-- START OF INPUT DATA --
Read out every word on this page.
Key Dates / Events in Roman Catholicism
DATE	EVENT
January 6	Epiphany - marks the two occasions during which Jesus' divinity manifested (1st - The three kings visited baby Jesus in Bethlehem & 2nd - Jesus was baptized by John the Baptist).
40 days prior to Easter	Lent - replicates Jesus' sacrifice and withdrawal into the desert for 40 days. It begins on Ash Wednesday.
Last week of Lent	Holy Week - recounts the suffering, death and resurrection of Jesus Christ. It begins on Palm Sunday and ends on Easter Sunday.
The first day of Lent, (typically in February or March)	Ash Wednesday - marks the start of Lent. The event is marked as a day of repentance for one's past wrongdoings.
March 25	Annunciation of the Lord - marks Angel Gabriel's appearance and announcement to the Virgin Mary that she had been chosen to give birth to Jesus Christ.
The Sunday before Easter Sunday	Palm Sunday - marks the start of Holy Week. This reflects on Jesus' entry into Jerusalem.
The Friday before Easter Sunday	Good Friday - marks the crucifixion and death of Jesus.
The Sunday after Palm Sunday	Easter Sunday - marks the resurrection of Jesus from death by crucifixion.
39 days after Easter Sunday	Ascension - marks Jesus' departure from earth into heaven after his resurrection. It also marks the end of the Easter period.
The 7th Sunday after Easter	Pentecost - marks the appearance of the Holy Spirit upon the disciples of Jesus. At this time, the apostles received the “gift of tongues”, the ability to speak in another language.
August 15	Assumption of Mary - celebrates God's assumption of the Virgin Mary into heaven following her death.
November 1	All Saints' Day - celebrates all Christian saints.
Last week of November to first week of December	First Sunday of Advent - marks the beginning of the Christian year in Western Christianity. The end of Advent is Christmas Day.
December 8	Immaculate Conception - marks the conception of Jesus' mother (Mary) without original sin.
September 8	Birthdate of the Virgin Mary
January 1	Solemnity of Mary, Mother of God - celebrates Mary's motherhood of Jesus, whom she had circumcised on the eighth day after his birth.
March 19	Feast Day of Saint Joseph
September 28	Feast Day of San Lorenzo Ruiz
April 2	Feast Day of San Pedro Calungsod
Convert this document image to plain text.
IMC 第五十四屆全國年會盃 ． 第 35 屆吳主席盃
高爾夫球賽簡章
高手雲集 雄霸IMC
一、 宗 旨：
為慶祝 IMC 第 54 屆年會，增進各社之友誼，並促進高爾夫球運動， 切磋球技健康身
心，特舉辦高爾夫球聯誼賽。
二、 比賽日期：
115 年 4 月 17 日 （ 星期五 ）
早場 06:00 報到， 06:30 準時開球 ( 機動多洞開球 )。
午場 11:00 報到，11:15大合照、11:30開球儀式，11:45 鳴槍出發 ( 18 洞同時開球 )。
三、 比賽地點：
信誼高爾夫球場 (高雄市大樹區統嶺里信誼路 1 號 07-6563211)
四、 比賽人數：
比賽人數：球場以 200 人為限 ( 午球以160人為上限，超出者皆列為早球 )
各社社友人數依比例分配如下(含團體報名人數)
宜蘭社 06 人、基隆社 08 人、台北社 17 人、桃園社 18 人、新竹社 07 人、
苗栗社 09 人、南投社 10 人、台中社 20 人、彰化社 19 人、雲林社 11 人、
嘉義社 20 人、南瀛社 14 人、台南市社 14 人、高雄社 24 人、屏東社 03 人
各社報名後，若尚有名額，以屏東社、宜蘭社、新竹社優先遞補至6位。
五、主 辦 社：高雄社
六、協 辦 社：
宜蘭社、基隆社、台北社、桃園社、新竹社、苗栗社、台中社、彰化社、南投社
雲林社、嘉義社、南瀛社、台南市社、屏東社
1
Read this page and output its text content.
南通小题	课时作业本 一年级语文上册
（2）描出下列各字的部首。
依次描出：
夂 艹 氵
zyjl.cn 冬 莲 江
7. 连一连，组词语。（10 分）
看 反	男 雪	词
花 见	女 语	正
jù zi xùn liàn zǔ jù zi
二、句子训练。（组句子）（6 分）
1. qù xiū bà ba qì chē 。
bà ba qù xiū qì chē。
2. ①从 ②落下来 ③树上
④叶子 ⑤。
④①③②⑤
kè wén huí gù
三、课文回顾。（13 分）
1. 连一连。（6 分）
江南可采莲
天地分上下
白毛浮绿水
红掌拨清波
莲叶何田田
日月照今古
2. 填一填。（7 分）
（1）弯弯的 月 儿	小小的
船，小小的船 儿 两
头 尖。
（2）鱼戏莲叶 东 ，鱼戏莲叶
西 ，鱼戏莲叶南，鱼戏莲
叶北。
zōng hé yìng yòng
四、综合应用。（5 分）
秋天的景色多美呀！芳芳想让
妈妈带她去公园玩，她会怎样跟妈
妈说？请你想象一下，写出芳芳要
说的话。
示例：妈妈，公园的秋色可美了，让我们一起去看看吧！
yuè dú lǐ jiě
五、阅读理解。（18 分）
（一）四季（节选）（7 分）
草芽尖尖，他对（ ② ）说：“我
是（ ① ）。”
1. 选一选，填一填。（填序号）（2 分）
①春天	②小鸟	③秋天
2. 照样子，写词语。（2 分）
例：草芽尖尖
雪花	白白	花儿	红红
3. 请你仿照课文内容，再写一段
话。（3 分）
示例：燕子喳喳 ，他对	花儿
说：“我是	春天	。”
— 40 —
-- END OF INPUT DATA --
* **WHAT TO DO**
Make an exact copy of every line in the data.

* **RESULT FOR THIS EXERCISE**
Read out every word on this page.
Key Dates / Events in Roman Catholicism
DATE	EVENT
January 6	Epiphany - marks the two occasions during which Jesus' divinity manifested (1st - The three kings visited baby Jesus in Bethlehem & 2nd - Jesus was baptized by John the Baptist).
40 days prior to Easter	Lent - replicates Jesus' sacrifice and withdrawal into the desert for 40 days. It begins on Ash Wednesday.
Last week of Lent	Holy Week - recounts the suffering, death and resurrection of Jesus Christ. It begins on Palm Sunday and ends on Easter Sunday.
The first day of Lent, (typically in February or March)	Ash Wednesday - marks the start of Lent. The event is marked as a day of repentance for one's past wrongdoings.
March 25	Annunciation of the Lord - marks Angel Gabriel's appearance and announcement to the Virgin Mary that she had been chosen to give birth to Jesus Christ.
The Sunday before Easter Sunday	Palm Sunday - marks the start of Holy Week. This reflects on Jesus' entry into Jerusalem.
The Friday before Easter Sunday	Good Friday - marks the crucifixion and death of Jesus.
The Sunday after Palm Sunday	Easter Sunday - marks the resurrection of Jesus from death by crucifixion.
39 days after Easter Sunday	Ascension - marks Jesus' departure from earth into heaven after his resurrection. It also marks the end of the Easter period.
The 7th Sunday after Easter	Pentecost - marks the appearance of the Holy Spirit upon the disciples of Jesus. At this time, the apostles received the “gift of tongues”, the ability to speak in another language.
August 15	Assumption of Mary - celebrates God's assumption of the Virgin Mary into heaven following her death.
November 1	All Saints' Day - celebrates all Christian saints.
Last week of November to first week of December	First Sunday of Advent - marks the beginning of the Christian year in Western Christianity. The end of Advent is Christmas Day.
December 8	Immaculate Conception - marks the conception of Jesus' mother (Mary) without original sin.
September 8	Birthdate of the Virgin Mary
January 1	Solemnity of Mary, Mother of God - celebrates Mary's motherhood of Jesus, whom she had circumcised on the eighth day after his birth.
March 19	Feast Day of Saint Joseph
September 28	Feast Day of San Lorenzo Ruiz
April 2	Feast Day of San Pedro Calungsod
Convert this document image to plain text.
IMC 第五十四屆全國年會盃 ． 第 35 屆吳主席盃
高爾夫球賽簡章
高手雲集 雄霸IMC
一、 宗 旨：
為慶祝 IMC 第 54 屆年會，增進各社之友誼，並促進高爾夫球運動， 切磋球技健康身
心，特舉辦高爾夫球聯誼賽。
二、 比賽日期：
115 年 4 月 17 日 （ 星期五 ）
早場 06:00 報到， 06:30 準時開球 ( 機動多洞開球 )。
午場 11:00 報到，11:15大合照、11:30開球儀式，11:45 鳴槍出發 ( 18 洞同時開球 )。
三、 比賽地點：
信誼高爾夫球場 (高雄市大樹區統嶺里信誼路 1 號 07-6563211)
四、 比賽人數：
比賽人數：球場以 200 人為限 ( 午球以160人為上限，超出者皆列為早球 )
各社社友人數依比例分配如下(含團體報名人數)
宜蘭社 06 人、基隆社 08 人、台北社 17 人、桃園社 18 人、新竹社 07 人、
苗栗社 09 人、南投社 10 人、台中社 20 人、彰化社 19 人、雲林社 11 人、
嘉義社 20 人、南瀛社 14 人、台南市社 14 人、高雄社 24 人、屏東社 03 人
各社報名後，若尚有名額，以屏東社、宜蘭社、新竹社優先遞補至6位。
五、主 辦 社：高雄社
六、協 辦 社：
宜蘭社、基隆社、台北社、桃園社、新竹社、苗栗社、台中社、彰化社、南投社
雲林社、嘉義社、南瀛社、台南市社、屏東社
1
Read this page and output its text content.
南通小题	课时作业本 一年级语文上册
（2）描出下列各字的部首。
依次描出：
夂 艹 氵
zyjl.cn 冬 莲 江
7. 连一连，组词语。（10 分）
看 反	男 雪	词
花 见	女 语	正
jù zi xùn liàn zǔ jù zi
二、句子训练。（组句子）（6 分）
1. qù xiū bà ba qì chē 。
bà ba qù xiū qì chē。
2. ①从 ②落下来 ③树上
④叶子 ⑤。
④①③②⑤
kè wén huí gù
三、课文回顾。（13 分）
1. 连一连。（6 分）
江南可采莲
天地分上下
白毛浮绿水
红掌拨清波
莲叶何田田
日月照今古
2. 填一填。（7 分）
（1）弯弯的 月 儿	小小的
船，小小的船 儿 两
头 尖。
（2）鱼戏莲叶 东 ，鱼戏莲叶
西 ，鱼戏莲叶南，鱼戏莲
叶北。
zōng hé yìng yòng
四、综合应用。（5 分）
秋天的景色多美呀！芳芳想让
妈妈带她去公园玩，她会怎样跟妈
妈说？请你想象一下，写出芳芳要
说的话。
示例：妈妈，公园的秋色可美了，让我们一起去看看吧！
yuè dú lǐ jiě
五、阅读理解。（18 分）
（一）四季（节选）（7 分）
草芽尖尖，他对（ ② ）说：“我
是（ ① ）。”
1. 选一选，填一填。（填序号）（2 分）
①春天	②小鸟	③秋天
2. 照样子，写词语。（2 分）
例：草芽尖尖
雪花	白白	花儿	红红
3. 请你仿照课文内容，再写一段
话。（3 分）
示例：燕子喳喳 ，他对	花儿
说：“我是	春天	。”
— 40 —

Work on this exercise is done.